Directions for this task – Output every line below exactly.

Supplied data –
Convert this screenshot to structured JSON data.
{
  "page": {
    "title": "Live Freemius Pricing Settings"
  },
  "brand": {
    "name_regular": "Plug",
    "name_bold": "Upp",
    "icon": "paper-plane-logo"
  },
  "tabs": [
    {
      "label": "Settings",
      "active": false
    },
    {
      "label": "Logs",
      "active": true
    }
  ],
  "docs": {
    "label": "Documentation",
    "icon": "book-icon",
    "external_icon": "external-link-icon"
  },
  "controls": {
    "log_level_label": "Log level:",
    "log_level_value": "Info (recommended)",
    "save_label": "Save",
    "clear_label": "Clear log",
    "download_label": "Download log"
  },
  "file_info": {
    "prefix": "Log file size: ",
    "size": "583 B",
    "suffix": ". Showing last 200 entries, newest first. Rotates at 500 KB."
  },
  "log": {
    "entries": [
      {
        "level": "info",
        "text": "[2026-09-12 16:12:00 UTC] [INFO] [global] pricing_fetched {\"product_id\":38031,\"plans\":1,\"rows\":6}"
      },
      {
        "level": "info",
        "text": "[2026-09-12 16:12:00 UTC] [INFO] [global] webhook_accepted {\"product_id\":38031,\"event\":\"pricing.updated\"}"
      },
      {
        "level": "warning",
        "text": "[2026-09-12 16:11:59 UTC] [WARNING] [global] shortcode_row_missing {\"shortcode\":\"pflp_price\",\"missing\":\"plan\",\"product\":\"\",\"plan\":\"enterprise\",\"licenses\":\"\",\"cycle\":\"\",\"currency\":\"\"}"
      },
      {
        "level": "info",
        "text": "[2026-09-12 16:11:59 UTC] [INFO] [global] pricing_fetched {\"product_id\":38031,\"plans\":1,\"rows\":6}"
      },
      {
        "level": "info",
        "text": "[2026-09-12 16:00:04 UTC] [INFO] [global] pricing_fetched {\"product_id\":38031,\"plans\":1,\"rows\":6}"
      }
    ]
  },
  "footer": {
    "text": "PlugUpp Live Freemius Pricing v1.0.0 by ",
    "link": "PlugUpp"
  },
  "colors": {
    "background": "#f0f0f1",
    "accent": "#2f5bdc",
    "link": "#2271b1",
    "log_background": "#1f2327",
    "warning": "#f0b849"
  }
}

Output below –
Convert this screenshot to structured JSON data.
{
  "page": {
    "title": "Live Freemius Pricing Settings"
  },
  "brand": {
    "name_regular": "Plug",
    "name_bold": "Upp",
    "icon": "paper-plane-logo"
  },
  "tabs": [
    {
      "label": "Settings",
      "active": false
    },
    {
      "label": "Logs",
      "active": true
    }
  ],
  "docs": {
    "label": "Documentation",
    "icon": "book-icon",
    "external_icon": "external-link-icon"
  },
  "controls": {
    "log_level_label": "Log level:",
    "log_level_value": "Info (recommended)",
    "save_label": "Save",
    "clear_label": "Clear log",
    "download_label": "Download log"
  },
  "file_info": {
    "prefix": "Log file size: ",
    "size": "583 B",
    "suffix": ". Showing last 200 entries, newest first. Rotates at 500 KB."
  },
  "log": {
    "entries": [
      {
        "level": "info",
        "text": "[2026-09-12 16:12:00 UTC] [INFO] [global] pricing_fetched {\"product_id\":38031,\"plans\":1,\"rows\":6}"
      },
      {
        "level": "info",
        "text": "[2026-09-12 16:12:00 UTC] [INFO] [global] webhook_accepted {\"product_id\":38031,\"event\":\"pricing.updated\"}"
      },
      {
        "level": "warning",
        "text": "[2026-09-12 16:11:59 UTC] [WARNING] [global] shortcode_row_missing {\"shortcode\":\"pflp_price\",\"missing\":\"plan\",\"product\":\"\",\"plan\":\"enterprise\",\"licenses\":\"\",\"cycle\":\"\",\"currency\":\"\"}"
      },
      {
        "level": "info",
        "text": "[2026-09-12 16:11:59 UTC] [INFO] [global] pricing_fetched {\"product_id\":38031,\"plans\":1,\"rows\":6}"
      },
      {
        "level": "info",
        "text": "[2026-09-12 16:00:04 UTC] [INFO] [global] pricing_fetched {\"product_id\":38031,\"plans\":1,\"rows\":6}"
      }
    ]
  },
  "footer": {
    "text": "PlugUpp Live Freemius Pricing v1.0.0 by ",
    "link": "PlugUpp"
  },
  "colors": {
    "background": "#f0f0f1",
    "accent": "#2f5bdc",
    "link": "#2271b1",
    "log_background": "#1f2327",
    "warning": "#f0b849"
  }
}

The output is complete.